┌────────

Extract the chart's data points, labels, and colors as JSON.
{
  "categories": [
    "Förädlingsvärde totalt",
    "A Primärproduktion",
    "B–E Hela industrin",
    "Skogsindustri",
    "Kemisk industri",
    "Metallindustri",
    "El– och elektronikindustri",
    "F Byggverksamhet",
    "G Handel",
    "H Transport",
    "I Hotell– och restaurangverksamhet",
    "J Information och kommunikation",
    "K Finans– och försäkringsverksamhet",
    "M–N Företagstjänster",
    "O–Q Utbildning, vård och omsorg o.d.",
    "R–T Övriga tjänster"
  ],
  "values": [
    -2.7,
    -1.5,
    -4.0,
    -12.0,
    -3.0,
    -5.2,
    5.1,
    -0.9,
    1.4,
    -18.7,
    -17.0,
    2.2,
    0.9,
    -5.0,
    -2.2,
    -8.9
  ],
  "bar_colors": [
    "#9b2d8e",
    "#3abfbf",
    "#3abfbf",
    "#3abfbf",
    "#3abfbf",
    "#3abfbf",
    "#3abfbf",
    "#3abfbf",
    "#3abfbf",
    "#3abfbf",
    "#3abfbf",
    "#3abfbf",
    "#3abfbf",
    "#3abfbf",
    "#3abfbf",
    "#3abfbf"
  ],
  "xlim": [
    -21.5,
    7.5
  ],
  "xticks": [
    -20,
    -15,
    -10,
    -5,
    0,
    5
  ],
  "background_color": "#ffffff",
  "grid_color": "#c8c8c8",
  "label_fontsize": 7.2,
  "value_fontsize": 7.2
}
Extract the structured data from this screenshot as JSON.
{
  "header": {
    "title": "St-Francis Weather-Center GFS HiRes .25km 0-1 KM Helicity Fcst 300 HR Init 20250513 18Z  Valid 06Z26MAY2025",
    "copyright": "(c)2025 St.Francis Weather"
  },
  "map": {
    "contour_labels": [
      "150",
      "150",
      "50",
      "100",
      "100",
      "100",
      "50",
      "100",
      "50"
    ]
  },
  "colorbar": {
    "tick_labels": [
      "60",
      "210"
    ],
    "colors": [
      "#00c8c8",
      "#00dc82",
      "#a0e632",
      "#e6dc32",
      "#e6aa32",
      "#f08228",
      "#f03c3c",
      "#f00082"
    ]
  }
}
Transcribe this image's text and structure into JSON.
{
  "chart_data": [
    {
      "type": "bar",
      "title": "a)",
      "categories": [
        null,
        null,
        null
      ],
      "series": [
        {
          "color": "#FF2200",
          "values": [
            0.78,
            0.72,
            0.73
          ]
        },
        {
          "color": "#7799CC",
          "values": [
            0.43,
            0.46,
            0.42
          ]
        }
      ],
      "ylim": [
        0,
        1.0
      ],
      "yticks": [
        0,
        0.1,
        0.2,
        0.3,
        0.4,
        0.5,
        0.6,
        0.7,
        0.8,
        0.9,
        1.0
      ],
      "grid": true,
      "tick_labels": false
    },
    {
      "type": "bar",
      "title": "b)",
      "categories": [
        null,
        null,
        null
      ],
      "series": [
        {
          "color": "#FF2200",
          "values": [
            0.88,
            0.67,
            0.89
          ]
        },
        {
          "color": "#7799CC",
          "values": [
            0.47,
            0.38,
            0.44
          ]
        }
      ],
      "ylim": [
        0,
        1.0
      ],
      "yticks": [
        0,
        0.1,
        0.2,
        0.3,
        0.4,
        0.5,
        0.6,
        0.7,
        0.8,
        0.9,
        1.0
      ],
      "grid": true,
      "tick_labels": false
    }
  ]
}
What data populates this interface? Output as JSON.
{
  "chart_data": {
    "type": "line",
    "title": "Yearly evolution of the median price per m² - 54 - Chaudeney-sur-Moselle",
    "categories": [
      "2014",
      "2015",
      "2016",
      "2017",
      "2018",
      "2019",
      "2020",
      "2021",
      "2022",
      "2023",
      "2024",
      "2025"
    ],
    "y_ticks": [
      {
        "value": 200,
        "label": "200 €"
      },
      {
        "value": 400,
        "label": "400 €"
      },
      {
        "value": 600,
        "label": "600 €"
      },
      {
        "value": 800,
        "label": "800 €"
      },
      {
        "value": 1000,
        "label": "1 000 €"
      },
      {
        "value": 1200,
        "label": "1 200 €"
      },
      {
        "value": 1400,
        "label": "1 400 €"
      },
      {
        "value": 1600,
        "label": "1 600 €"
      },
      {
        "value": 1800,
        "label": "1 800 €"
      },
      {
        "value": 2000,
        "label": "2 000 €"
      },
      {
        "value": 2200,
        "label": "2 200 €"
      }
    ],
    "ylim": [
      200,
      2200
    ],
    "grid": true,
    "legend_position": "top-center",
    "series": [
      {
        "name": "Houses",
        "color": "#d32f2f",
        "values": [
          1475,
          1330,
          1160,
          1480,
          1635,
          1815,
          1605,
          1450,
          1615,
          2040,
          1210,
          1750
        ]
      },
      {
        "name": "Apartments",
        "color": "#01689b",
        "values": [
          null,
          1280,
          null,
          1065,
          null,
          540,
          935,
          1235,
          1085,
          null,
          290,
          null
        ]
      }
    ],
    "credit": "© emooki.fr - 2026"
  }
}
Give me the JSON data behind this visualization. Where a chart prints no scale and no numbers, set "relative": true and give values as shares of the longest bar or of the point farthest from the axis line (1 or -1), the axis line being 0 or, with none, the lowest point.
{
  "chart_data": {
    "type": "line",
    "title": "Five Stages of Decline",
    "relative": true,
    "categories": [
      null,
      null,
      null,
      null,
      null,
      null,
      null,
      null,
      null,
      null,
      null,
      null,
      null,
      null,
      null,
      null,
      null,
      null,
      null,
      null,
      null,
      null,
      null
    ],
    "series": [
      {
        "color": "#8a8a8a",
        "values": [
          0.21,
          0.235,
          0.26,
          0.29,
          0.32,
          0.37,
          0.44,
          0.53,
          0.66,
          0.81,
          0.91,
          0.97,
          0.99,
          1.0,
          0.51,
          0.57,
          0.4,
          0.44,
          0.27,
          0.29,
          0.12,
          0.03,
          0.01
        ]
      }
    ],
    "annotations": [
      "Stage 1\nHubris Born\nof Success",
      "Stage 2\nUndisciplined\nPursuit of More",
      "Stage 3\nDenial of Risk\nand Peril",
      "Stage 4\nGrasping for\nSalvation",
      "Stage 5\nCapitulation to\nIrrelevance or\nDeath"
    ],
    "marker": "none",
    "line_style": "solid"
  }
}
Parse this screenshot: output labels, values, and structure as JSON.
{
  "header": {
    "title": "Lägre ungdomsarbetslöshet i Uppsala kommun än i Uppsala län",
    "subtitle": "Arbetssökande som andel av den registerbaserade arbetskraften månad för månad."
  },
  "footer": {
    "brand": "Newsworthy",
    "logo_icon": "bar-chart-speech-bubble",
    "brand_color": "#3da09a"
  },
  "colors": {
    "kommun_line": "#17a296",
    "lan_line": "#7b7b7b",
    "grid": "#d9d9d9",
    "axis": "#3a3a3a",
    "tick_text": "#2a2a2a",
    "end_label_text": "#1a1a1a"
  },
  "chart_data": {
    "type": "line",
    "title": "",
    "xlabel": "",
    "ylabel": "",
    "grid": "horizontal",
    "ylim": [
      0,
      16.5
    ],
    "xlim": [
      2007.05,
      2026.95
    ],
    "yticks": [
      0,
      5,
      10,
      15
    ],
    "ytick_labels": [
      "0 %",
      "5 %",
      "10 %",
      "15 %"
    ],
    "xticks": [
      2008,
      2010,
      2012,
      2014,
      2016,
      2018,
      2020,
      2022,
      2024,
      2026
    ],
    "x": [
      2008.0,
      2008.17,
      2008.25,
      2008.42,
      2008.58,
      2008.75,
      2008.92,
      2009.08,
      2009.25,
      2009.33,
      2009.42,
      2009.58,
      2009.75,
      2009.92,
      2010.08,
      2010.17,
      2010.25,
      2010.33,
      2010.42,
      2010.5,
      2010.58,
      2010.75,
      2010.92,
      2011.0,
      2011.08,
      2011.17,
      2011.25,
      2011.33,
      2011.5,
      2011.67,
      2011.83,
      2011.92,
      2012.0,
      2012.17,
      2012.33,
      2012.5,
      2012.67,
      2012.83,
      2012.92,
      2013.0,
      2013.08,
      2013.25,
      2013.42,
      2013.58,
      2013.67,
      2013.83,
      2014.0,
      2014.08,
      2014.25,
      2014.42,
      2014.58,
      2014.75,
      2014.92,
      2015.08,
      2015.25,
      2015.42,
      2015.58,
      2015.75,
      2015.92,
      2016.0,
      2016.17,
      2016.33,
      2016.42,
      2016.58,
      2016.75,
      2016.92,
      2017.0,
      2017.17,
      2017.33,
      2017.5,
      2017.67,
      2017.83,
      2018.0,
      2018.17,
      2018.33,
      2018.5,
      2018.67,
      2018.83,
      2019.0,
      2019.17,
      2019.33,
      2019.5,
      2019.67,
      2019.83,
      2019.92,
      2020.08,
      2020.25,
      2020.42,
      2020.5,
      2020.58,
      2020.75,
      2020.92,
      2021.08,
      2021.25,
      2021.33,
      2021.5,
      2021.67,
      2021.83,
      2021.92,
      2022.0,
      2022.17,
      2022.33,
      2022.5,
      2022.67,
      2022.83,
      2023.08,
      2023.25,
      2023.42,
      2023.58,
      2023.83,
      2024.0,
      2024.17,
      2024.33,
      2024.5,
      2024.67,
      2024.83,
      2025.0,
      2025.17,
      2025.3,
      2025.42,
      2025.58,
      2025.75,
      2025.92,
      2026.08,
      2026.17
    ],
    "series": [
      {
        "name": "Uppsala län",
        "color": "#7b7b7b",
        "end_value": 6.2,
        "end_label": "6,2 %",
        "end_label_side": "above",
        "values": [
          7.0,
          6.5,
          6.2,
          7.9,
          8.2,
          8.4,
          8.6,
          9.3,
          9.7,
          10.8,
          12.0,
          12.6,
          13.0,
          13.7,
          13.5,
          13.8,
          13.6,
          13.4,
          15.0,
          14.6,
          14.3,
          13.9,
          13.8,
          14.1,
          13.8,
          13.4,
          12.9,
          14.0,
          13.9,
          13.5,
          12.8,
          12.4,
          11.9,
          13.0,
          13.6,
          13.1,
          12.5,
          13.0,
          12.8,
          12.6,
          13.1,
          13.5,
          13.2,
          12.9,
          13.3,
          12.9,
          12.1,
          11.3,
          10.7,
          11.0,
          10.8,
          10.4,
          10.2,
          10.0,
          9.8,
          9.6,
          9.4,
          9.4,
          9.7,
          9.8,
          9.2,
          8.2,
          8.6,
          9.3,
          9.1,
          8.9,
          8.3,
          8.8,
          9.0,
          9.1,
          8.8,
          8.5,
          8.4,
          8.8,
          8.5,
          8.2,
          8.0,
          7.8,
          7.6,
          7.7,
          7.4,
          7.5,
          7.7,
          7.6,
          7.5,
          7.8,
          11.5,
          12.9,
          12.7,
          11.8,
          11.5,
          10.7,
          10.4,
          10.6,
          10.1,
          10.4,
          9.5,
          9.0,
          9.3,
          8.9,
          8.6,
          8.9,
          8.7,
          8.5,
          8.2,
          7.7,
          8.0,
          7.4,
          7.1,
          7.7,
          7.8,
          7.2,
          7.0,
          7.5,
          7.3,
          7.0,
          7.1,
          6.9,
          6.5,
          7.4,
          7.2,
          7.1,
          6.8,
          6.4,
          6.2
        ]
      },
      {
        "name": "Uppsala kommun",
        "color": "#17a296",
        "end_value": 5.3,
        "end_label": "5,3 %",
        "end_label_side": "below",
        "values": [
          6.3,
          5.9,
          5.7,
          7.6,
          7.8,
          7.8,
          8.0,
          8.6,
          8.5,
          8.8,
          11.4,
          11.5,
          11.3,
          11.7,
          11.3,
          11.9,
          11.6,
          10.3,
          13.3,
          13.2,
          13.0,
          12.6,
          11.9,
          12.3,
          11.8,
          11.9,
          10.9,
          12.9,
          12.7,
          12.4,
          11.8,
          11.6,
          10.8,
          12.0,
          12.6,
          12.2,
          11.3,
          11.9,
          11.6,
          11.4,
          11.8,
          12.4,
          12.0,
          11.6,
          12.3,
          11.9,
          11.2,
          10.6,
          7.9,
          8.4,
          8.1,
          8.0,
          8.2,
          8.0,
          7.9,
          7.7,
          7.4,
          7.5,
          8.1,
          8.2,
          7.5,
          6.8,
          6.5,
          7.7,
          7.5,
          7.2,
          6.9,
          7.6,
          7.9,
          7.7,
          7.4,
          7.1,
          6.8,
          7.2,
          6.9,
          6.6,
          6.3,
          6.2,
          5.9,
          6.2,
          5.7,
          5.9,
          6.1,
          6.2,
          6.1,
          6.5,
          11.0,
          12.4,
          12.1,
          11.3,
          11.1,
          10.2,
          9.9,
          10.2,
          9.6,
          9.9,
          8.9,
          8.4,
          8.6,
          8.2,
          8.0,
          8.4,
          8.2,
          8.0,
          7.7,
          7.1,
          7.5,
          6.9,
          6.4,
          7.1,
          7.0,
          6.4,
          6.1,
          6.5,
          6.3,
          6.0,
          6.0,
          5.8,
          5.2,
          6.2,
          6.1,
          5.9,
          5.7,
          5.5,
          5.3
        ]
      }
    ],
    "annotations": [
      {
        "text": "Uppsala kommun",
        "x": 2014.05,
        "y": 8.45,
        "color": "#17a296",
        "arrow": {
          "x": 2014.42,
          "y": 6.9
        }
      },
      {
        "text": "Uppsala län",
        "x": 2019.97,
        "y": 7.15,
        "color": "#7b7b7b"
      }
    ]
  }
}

└────────

> DIRECTIVE: Find each line with the string "name" and copy it out.

> RESULT:
        "name": "Houses",
        "name": "Apartments",
        "name": "Uppsala län",
        "name": "Uppsala kommun",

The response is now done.